"""
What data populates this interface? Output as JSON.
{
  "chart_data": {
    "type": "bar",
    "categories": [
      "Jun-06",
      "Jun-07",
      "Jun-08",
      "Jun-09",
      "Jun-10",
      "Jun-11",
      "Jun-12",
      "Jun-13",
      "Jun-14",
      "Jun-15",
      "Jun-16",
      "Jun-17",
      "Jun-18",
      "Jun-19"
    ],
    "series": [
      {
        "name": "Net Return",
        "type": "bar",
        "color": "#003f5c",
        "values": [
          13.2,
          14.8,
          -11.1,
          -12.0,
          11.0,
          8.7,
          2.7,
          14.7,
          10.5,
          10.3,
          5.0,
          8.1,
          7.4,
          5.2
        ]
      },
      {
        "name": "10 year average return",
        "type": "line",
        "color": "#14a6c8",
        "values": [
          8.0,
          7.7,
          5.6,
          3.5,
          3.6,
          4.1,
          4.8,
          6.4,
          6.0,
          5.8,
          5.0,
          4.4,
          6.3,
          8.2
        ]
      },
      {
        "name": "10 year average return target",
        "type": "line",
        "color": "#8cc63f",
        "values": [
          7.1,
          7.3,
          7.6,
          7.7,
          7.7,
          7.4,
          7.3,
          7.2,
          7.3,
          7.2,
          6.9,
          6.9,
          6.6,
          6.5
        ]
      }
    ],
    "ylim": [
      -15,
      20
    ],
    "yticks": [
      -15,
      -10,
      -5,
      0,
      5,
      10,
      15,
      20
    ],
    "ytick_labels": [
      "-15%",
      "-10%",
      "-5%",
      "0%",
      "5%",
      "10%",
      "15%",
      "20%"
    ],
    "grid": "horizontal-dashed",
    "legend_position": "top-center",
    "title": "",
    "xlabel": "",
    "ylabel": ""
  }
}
"""
Each line above must be printed exactly as it appears.

Correct output:
What data populates this interface? Output as JSON.
{
  "chart_data": {
    "type": "bar",
    "categories": [
      "Jun-06",
      "Jun-07",
      "Jun-08",
      "Jun-09",
      "Jun-10",
      "Jun-11",
      "Jun-12",
      "Jun-13",
      "Jun-14",
      "Jun-15",
      "Jun-16",
      "Jun-17",
      "Jun-18",
      "Jun-19"
    ],
    "series": [
      {
        "name": "Net Return",
        "type": "bar",
        "color": "#003f5c",
        "values": [
          13.2,
          14.8,
          -11.1,
          -12.0,
          11.0,
          8.7,
          2.7,
          14.7,
          10.5,
          10.3,
          5.0,
          8.1,
          7.4,
          5.2
        ]
      },
      {
        "name": "10 year average return",
        "type": "line",
        "color": "#14a6c8",
        "values": [
          8.0,
          7.7,
          5.6,
          3.5,
          3.6,
          4.1,
          4.8,
          6.4,
          6.0,
          5.8,
          5.0,
          4.4,
          6.3,
          8.2
        ]
      },
      {
        "name": "10 year average return target",
        "type": "line",
        "color": "#8cc63f",
        "values": [
          7.1,
          7.3,
          7.6,
          7.7,
          7.7,
          7.4,
          7.3,
          7.2,
          7.3,
          7.2,
          6.9,
          6.9,
          6.6,
          6.5
        ]
      }
    ],
    "ylim": [
      -15,
      20
    ],
    "yticks": [
      -15,
      -10,
      -5,
      0,
      5,
      10,
      15,
      20
    ],
    "ytick_labels": [
      "-15%",
      "-10%",
      "-5%",
      "0%",
      "5%",
      "10%",
      "15%",
      "20%"
    ],
    "grid": "horizontal-dashed",
    "legend_position": "top-center",
    "title": "",
    "xlabel": "",
    "ylabel": ""
  }
}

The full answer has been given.